■ **GIVEN EXERCISE**:
Copy the material from its first line through the line containing "bar-4: [340, 218, 496, 242]", swapping "Повишаване на доходите" for "Повишаване на заплатите" and leaving everything else unchanged.

■ **SUPPLIED INFORMATION**:

============================================================

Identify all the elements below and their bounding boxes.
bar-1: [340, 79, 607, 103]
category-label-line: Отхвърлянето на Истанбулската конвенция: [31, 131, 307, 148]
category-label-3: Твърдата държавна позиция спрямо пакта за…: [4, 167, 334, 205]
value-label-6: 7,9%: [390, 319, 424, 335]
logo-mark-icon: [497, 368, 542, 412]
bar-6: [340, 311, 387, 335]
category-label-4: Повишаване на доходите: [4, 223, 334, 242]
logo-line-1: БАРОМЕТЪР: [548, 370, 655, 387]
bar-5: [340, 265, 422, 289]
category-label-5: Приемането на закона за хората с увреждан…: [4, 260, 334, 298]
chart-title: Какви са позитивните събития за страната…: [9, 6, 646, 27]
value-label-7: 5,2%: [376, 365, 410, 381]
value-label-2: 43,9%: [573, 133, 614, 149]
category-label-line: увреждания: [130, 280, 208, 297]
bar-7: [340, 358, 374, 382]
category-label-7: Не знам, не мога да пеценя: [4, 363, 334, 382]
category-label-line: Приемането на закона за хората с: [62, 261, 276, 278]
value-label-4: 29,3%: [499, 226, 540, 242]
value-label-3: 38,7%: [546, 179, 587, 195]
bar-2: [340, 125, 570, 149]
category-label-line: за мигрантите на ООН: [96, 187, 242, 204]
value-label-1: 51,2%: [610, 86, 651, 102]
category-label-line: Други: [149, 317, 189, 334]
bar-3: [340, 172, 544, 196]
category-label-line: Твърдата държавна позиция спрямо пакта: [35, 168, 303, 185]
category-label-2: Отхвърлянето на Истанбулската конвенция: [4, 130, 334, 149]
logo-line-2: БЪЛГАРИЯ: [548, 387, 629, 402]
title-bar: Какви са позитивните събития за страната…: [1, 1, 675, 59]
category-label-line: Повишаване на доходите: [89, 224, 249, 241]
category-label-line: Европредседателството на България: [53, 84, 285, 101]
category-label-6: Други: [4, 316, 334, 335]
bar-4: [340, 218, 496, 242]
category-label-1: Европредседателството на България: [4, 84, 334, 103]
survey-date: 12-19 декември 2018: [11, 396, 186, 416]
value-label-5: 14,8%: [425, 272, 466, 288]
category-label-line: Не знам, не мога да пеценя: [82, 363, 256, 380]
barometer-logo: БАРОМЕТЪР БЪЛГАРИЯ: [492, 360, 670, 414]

============================================================

■ **SOLUTION TO THIS TASK**:
Identify all the elements below and their bounding boxes.
bar-1: [340, 79, 607, 103]
category-label-line: Отхвърлянето на Истанбулската конвенция: [31, 131, 307, 148]
category-label-3: Твърдата държавна позиция спрямо пакта за…: [4, 167, 334, 205]
value-label-6: 7,9%: [390, 319, 424, 335]
logo-mark-icon: [497, 368, 542, 412]
bar-6: [340, 311, 387, 335]
category-label-4: Повишаване на заплатите: [4, 223, 334, 242]
logo-line-1: БАРОМЕТЪР: [548, 370, 655, 387]
bar-5: [340, 265, 422, 289]
category-label-5: Приемането на закона за хората с увреждан…: [4, 260, 334, 298]
chart-title: Какви са позитивните събития за страната…: [9, 6, 646, 27]
value-label-7: 5,2%: [376, 365, 410, 381]
value-label-2: 43,9%: [573, 133, 614, 149]
category-label-line: увреждания: [130, 280, 208, 297]
bar-7: [340, 358, 374, 382]
category-label-7: Не знам, не мога да пеценя: [4, 363, 334, 382]
category-label-line: Приемането на закона за хората с: [62, 261, 276, 278]
value-label-4: 29,3%: [499, 226, 540, 242]
value-label-3: 38,7%: [546, 179, 587, 195]
bar-2: [340, 125, 570, 149]
category-label-line: за мигрантите на ООН: [96, 187, 242, 204]
value-label-1: 51,2%: [610, 86, 651, 102]
category-label-line: Други: [149, 317, 189, 334]
bar-3: [340, 172, 544, 196]
category-label-line: Твърдата държавна позиция спрямо пакта: [35, 168, 303, 185]
category-label-2: Отхвърлянето на Истанбулската конвенция: [4, 130, 334, 149]
logo-line-2: БЪЛГАРИЯ: [548, 387, 629, 402]
title-bar: Какви са позитивните събития за страната…: [1, 1, 675, 59]
category-label-line: Повишаване на заплатите: [89, 224, 249, 241]
category-label-line: Европредседателството на България: [53, 84, 285, 101]
category-label-6: Други: [4, 316, 334, 335]
bar-4: [340, 218, 496, 242]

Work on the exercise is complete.